PROBLEM => Your task is to output the data exactly as it stands.

◇ ◇ ◇ ◇ ◇ ◇ ◇

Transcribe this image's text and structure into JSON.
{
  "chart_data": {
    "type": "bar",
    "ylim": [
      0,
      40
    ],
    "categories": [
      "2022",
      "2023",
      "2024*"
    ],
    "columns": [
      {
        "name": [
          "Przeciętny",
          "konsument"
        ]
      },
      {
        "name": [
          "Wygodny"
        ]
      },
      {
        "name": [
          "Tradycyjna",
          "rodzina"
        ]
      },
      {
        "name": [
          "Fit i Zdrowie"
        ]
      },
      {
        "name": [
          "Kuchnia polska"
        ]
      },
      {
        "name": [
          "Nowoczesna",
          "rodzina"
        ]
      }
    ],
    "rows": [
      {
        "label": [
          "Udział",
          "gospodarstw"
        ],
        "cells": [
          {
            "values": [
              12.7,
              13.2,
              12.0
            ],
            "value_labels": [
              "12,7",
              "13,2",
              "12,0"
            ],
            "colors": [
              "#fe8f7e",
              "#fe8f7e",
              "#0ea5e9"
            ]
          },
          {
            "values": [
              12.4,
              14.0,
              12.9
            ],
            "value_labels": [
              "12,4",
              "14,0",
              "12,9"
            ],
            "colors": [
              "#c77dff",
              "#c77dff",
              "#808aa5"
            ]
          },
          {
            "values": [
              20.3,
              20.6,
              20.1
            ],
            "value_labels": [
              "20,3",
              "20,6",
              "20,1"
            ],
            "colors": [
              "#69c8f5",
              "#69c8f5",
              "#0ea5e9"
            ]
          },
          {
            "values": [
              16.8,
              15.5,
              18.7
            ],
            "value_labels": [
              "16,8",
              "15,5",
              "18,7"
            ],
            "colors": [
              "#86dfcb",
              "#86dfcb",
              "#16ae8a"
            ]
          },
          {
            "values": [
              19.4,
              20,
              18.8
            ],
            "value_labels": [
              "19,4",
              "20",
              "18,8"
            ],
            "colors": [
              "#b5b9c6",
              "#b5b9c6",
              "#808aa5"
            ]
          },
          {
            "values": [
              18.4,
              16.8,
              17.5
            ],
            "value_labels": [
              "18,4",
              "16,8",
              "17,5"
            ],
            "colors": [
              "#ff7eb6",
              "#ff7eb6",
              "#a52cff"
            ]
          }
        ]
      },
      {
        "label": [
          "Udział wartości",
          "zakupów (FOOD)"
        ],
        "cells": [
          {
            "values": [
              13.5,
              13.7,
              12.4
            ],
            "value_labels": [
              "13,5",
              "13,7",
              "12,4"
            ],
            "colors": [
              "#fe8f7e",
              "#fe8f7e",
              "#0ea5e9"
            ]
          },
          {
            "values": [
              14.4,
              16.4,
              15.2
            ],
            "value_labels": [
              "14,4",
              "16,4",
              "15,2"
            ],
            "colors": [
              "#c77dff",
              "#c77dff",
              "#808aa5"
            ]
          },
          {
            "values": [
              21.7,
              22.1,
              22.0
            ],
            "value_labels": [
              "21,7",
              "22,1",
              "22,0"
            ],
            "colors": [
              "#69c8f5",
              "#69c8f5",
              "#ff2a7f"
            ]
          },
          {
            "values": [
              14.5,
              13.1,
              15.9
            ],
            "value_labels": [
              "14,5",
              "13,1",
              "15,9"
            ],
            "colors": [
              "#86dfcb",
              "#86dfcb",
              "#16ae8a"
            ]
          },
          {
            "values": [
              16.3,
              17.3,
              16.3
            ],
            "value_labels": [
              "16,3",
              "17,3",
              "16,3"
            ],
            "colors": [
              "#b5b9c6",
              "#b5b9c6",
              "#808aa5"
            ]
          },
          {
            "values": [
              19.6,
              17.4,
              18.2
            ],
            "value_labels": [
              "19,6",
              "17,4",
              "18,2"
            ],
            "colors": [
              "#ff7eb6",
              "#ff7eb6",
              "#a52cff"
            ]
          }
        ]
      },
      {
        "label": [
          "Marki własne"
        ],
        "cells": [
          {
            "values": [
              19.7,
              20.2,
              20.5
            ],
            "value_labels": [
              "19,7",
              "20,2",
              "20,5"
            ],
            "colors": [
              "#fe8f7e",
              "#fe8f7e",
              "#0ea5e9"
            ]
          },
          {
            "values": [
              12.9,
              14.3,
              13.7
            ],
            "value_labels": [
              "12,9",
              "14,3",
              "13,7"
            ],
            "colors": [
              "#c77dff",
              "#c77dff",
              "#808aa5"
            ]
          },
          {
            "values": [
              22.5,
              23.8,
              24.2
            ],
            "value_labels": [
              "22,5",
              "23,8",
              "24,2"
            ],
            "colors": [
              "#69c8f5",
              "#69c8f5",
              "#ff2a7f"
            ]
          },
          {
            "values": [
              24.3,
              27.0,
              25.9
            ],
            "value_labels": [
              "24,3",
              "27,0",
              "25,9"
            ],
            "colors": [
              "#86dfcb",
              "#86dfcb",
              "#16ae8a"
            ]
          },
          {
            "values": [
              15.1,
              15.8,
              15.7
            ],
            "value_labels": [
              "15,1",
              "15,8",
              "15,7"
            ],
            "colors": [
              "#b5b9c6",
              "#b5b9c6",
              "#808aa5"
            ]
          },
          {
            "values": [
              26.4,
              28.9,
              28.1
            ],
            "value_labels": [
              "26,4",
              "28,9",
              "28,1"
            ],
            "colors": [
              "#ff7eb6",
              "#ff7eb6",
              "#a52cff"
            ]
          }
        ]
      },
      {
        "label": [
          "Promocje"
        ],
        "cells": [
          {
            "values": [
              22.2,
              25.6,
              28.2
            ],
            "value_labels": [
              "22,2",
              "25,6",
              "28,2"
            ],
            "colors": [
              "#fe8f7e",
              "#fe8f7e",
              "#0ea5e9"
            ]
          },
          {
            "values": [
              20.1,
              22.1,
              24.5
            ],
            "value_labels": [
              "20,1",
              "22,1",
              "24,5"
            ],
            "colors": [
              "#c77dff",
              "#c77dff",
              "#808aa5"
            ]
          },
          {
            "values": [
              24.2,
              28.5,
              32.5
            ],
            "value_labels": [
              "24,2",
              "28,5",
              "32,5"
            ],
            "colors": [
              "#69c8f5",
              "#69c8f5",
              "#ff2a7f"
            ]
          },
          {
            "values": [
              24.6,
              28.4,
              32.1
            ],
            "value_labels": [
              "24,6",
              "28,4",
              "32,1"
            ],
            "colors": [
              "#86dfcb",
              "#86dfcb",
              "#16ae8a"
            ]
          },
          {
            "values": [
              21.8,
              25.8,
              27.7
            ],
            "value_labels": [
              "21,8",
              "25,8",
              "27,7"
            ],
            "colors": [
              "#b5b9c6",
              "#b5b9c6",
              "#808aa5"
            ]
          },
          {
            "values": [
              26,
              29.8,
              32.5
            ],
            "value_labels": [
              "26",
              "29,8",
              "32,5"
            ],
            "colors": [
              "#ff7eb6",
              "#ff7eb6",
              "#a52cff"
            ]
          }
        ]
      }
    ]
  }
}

◇ ◇ ◇ ◇ ◇ ◇ ◇

RESULT =>
Transcribe this image's text and structure into JSON.
{
  "chart_data": {
    "type": "bar",
    "ylim": [
      0,
      40
    ],
    "categories": [
      "2022",
      "2023",
      "2024*"
    ],
    "columns": [
      {
        "name": [
          "Przeciętny",
          "konsument"
        ]
      },
      {
        "name": [
          "Wygodny"
        ]
      },
      {
        "name": [
          "Tradycyjna",
          "rodzina"
        ]
      },
      {
        "name": [
          "Fit i Zdrowie"
        ]
      },
      {
        "name": [
          "Kuchnia polska"
        ]
      },
      {
        "name": [
          "Nowoczesna",
          "rodzina"
        ]
      }
    ],
    "rows": [
      {
        "label": [
          "Udział",
          "gospodarstw"
        ],
        "cells": [
          {
            "values": [
              12.7,
              13.2,
              12.0
            ],
            "value_labels": [
              "12,7",
              "13,2",
              "12,0"
            ],
            "colors": [
              "#fe8f7e",
              "#fe8f7e",
              "#0ea5e9"
            ]
          },
          {
            "values": [
              12.4,
              14.0,
              12.9
            ],
            "value_labels": [
              "12,4",
              "14,0",
              "12,9"
            ],
            "colors": [
              "#c77dff",
              "#c77dff",
              "#808aa5"
            ]
          },
          {
            "values": [
              20.3,
              20.6,
              20.1
            ],
            "value_labels": [
              "20,3",
              "20,6",
              "20,1"
            ],
            "colors": [
              "#69c8f5",
              "#69c8f5",
              "#0ea5e9"
            ]
          },
          {
            "values": [
              16.8,
              15.5,
              18.7
            ],
            "value_labels": [
              "16,8",
              "15,5",
              "18,7"
            ],
            "colors": [
              "#86dfcb",
              "#86dfcb",
              "#16ae8a"
            ]
          },
          {
            "values": [
              19.4,
              20,
              18.8
            ],
            "value_labels": [
              "19,4",
              "20",
              "18,8"
            ],
            "colors": [
              "#b5b9c6",
              "#b5b9c6",
              "#808aa5"
            ]
          },
          {
            "values": [
              18.4,
              16.8,
              17.5
            ],
            "value_labels": [
              "18,4",
              "16,8",
              "17,5"
            ],
            "colors": [
              "#ff7eb6",
              "#ff7eb6",
              "#a52cff"
            ]
          }
        ]
      },
      {
        "label": [
          "Udział wartości",
          "zakupów (FOOD)"
        ],
        "cells": [
          {
            "values": [
              13.5,
              13.7,
              12.4
            ],
            "value_labels": [
              "13,5",
              "13,7",
              "12,4"
            ],
            "colors": [
              "#fe8f7e",
              "#fe8f7e",
              "#0ea5e9"
            ]
          },
          {
            "values": [
              14.4,
              16.4,
              15.2
            ],
            "value_labels": [
              "14,4",
              "16,4",
              "15,2"
            ],
            "colors": [
              "#c77dff",
              "#c77dff",
              "#808aa5"
            ]
          },
          {
            "values": [
              21.7,
              22.1,
              22.0
            ],
            "value_labels": [
              "21,7",
              "22,1",
              "22,0"
            ],
            "colors": [
              "#69c8f5",
              "#69c8f5",
              "#ff2a7f"
            ]
          },
          {
            "values": [
              14.5,
              13.1,
              15.9
            ],
            "value_labels": [
              "14,5",
              "13,1",
              "15,9"
            ],
            "colors": [
              "#86dfcb",
              "#86dfcb",
              "#16ae8a"
            ]
          },
          {
            "values": [
              16.3,
              17.3,
              16.3
            ],
            "value_labels": [
              "16,3",
              "17,3",
              "16,3"
            ],
            "colors": [
              "#b5b9c6",
              "#b5b9c6",
              "#808aa5"
            ]
          },
          {
            "values": [
              19.6,
              17.4,
              18.2
            ],
            "value_labels": [
              "19,6",
              "17,4",
              "18,2"
            ],
            "colors": [
              "#ff7eb6",
              "#ff7eb6",
              "#a52cff"
            ]
          }
        ]
      },
      {
        "label": [
          "Marki własne"
        ],
        "cells": [
          {
            "values": [
              19.7,
              20.2,
              20.5
            ],
            "value_labels": [
              "19,7",
              "20,2",
              "20,5"
            ],
            "colors": [
              "#fe8f7e",
              "#fe8f7e",
              "#0ea5e9"
            ]
          },
          {
            "values": [
              12.9,
              14.3,
              13.7
            ],
            "value_labels": [
              "12,9",
              "14,3",
              "13,7"
            ],
            "colors": [
              "#c77dff",
              "#c77dff",
              "#808aa5"
            ]
          },
          {
            "values": [
              22.5,
              23.8,
              24.2
            ],
            "value_labels": [
              "22,5",
              "23,8",
              "24,2"
            ],
            "colors": [
              "#69c8f5",
              "#69c8f5",
              "#ff2a7f"
            ]
          },
          {
            "values": [
              24.3,
              27.0,
              25.9
            ],
            "value_labels": [
              "24,3",
              "27,0",
              "25,9"
            ],
            "colors": [
              "#86dfcb",
              "#86dfcb",
              "#16ae8a"
            ]
          },
          {
            "values": [
              15.1,
              15.8,
              15.7
            ],
            "value_labels": [
              "15,1",
              "15,8",
              "15,7"
            ],
            "colors": [
              "#b5b9c6",
              "#b5b9c6",
              "#808aa5"
            ]
          },
          {
            "values": [
              26.4,
              28.9,
              28.1
            ],
            "value_labels": [
              "26,4",
              "28,9",
              "28,1"
            ],
            "colors": [
              "#ff7eb6",
              "#ff7eb6",
              "#a52cff"
            ]
          }
        ]
      },
      {
        "label": [
          "Promocje"
        ],
        "cells": [
          {
            "values": [
              22.2,
              25.6,
              28.2
            ],
            "value_labels": [
              "22,2",
              "25,6",
              "28,2"
            ],
            "colors": [
              "#fe8f7e",
              "#fe8f7e",
              "#0ea5e9"
            ]
          },
          {
            "values": [
              20.1,
              22.1,
              24.5
            ],
            "value_labels": [
              "20,1",
              "22,1",
              "24,5"
            ],
            "colors": [
              "#c77dff",
              "#c77dff",
              "#808aa5"
            ]
          },
          {
            "values": [
              24.2,
              28.5,
              32.5
            ],
            "value_labels": [
              "24,2",
              "28,5",
              "32,5"
            ],
            "colors": [
              "#69c8f5",
              "#69c8f5",
              "#ff2a7f"
            ]
          },
          {
            "values": [
              24.6,
              28.4,
              32.1
            ],
            "value_labels": [
              "24,6",
              "28,4",
              "32,1"
            ],
            "colors": [
              "#86dfcb",
              "#86dfcb",
              "#16ae8a"
            ]
          },
          {
            "values": [
              21.8,
              25.8,
              27.7
            ],
            "value_labels": [
              "21,8",
              "25,8",
              "27,7"
            ],
            "colors": [
              "#b5b9c6",
              "#b5b9c6",
              "#808aa5"
            ]
          },
          {
            "values": [
              26,
              29.8,
              32.5
            ],
            "value_labels": [
              "26",
              "29,8",
              "32,5"
            ],
            "colors": [
              "#ff7eb6",
              "#ff7eb6",
              "#a52cff"
            ]
          }
        ]
      }
    ]
  }
}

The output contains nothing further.